▸ Instruction: A line counts if it contains the string "用户帐户和家庭安全"; say how many such lines there are, giving only the number.

Collected data entries
------------------------------------------------

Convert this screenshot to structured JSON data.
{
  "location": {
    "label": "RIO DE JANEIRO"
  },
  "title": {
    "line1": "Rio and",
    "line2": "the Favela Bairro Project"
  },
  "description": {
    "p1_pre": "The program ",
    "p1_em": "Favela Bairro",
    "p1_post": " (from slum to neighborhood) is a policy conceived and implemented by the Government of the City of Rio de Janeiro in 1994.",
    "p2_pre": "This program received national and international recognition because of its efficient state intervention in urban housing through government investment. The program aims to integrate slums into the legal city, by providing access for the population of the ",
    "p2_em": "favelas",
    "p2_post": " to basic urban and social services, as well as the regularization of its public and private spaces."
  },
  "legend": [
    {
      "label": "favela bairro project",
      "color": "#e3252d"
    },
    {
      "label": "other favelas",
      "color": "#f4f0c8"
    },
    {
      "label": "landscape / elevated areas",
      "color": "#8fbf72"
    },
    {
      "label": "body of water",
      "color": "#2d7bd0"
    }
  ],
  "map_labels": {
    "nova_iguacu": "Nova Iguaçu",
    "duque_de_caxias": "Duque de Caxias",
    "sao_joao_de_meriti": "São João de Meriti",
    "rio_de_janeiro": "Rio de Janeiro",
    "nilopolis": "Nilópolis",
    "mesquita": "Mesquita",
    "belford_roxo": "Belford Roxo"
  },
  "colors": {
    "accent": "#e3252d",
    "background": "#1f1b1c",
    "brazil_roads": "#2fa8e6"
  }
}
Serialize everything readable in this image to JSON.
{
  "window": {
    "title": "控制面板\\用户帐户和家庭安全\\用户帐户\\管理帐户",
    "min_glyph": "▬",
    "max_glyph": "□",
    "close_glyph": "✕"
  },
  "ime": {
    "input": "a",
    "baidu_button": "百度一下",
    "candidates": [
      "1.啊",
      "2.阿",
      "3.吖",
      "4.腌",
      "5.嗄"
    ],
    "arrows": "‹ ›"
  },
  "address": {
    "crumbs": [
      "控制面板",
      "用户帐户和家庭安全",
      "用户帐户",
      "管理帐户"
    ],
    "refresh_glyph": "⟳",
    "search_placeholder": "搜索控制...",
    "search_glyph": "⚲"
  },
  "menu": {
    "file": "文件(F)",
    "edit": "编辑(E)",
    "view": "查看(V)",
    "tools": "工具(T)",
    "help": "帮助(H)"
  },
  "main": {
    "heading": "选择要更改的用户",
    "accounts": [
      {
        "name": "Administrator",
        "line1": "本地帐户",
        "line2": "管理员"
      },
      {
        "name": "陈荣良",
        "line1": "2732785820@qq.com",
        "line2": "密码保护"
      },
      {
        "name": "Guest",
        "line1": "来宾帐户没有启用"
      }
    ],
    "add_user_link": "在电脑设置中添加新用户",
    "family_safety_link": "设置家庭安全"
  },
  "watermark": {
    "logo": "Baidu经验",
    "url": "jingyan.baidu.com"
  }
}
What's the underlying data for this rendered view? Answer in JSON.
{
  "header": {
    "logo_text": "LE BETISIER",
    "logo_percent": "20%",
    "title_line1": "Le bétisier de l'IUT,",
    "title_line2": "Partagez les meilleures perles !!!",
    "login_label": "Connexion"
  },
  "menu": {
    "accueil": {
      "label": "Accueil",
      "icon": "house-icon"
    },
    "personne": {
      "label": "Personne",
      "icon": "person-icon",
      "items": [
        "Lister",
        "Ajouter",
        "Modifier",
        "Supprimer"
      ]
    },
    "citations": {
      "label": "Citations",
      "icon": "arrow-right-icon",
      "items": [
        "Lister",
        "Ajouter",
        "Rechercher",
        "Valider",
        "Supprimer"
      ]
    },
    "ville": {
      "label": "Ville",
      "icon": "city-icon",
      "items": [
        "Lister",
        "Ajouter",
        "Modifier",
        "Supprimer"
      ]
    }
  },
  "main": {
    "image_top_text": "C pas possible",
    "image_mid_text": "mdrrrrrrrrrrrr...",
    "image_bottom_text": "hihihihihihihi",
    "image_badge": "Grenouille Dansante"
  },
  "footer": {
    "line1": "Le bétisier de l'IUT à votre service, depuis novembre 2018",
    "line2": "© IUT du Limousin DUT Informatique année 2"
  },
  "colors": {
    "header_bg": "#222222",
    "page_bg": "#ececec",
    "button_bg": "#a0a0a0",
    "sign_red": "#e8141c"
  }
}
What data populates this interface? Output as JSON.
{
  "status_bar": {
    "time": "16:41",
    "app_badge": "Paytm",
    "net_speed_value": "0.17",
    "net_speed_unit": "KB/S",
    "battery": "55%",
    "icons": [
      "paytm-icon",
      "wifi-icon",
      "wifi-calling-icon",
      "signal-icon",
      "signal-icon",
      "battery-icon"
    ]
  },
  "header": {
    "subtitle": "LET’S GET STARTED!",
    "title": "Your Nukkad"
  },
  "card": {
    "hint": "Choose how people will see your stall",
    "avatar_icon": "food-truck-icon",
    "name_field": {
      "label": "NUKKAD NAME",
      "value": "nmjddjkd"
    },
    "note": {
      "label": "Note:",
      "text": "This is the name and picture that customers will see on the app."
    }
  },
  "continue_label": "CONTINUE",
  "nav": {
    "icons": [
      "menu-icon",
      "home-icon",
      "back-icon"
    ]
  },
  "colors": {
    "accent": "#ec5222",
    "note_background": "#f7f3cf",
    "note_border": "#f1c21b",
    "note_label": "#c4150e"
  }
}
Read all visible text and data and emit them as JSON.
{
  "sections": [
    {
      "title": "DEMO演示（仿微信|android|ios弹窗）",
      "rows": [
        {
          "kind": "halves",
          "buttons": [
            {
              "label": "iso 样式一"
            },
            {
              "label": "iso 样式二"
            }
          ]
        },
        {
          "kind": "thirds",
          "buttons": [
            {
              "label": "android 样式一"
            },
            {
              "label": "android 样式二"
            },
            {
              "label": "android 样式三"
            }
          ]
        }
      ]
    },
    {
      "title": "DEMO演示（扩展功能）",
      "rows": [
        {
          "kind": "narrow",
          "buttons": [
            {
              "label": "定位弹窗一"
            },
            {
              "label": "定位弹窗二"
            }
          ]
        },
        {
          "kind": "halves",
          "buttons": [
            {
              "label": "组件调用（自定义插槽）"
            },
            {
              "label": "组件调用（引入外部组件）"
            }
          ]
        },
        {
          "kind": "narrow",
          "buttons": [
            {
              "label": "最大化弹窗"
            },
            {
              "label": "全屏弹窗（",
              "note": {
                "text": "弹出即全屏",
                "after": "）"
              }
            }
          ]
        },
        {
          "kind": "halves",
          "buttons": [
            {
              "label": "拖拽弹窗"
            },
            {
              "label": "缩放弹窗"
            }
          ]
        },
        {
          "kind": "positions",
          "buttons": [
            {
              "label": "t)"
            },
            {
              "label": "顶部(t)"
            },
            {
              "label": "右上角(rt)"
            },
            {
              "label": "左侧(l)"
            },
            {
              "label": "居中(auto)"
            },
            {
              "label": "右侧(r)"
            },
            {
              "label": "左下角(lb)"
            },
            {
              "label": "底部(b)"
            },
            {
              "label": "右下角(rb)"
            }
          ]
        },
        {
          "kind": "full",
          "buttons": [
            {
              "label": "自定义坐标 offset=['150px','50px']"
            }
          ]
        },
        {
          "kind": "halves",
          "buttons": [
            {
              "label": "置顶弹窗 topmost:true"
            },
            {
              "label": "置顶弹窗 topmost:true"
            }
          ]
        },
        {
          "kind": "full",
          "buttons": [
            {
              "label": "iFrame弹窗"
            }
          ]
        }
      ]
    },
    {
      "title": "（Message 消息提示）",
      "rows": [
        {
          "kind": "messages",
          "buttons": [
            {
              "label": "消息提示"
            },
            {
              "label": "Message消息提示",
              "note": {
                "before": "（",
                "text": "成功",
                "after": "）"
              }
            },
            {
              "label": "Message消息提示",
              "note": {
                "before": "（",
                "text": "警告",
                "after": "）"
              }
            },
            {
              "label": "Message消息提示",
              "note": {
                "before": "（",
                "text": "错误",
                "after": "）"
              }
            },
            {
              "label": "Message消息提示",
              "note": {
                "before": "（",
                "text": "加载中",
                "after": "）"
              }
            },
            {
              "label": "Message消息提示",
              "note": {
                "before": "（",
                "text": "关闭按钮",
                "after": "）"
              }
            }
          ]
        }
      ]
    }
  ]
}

------------------------------------------------

▸ Output for this task: 2